Data records
· · · ·
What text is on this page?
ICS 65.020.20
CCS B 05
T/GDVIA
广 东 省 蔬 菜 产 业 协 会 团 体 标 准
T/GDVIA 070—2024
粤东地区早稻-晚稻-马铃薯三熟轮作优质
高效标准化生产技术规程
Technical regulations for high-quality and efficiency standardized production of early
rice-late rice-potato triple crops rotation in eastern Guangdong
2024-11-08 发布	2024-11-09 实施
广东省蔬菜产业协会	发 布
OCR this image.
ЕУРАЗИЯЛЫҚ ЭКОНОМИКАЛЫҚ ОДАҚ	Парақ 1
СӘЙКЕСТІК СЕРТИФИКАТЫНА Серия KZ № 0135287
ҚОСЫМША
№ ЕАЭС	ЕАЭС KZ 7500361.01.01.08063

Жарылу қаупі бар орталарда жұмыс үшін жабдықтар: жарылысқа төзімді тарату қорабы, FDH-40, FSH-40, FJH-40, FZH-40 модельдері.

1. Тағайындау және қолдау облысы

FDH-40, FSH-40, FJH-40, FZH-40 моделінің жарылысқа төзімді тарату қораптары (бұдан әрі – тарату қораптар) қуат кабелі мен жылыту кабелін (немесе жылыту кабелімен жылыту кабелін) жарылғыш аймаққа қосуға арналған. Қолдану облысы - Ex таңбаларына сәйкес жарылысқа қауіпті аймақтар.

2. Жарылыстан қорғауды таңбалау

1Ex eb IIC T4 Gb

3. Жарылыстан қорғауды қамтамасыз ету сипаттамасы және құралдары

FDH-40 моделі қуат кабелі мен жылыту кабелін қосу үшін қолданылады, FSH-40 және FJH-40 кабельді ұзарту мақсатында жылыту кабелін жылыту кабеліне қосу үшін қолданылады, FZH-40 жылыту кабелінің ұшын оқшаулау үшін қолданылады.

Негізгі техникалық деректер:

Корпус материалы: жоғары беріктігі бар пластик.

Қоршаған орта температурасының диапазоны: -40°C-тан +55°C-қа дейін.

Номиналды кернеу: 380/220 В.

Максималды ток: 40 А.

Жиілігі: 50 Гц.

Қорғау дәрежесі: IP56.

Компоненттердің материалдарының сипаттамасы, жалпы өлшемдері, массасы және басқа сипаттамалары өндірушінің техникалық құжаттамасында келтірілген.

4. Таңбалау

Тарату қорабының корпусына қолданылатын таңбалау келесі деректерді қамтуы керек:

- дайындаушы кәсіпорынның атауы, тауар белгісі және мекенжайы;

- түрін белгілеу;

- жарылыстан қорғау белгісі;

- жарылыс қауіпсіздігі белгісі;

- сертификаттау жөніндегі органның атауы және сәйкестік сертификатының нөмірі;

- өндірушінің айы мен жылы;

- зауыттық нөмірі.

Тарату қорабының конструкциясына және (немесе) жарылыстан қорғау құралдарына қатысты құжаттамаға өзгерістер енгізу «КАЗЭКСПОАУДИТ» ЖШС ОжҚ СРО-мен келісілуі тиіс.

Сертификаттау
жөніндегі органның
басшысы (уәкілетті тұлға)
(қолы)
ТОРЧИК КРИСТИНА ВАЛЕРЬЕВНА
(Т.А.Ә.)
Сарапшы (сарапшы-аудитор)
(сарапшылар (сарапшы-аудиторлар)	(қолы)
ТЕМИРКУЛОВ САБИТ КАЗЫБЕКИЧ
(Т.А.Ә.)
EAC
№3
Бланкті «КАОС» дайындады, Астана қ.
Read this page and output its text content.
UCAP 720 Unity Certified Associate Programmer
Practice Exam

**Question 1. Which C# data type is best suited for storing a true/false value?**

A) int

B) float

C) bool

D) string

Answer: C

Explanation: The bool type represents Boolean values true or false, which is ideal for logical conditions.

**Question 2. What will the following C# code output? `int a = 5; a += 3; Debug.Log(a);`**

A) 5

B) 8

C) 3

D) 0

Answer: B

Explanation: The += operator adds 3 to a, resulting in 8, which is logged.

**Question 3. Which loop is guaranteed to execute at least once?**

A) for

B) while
· · · ·
Give the number of lines in the entries above that include the string "қолы". No other output is expected.

2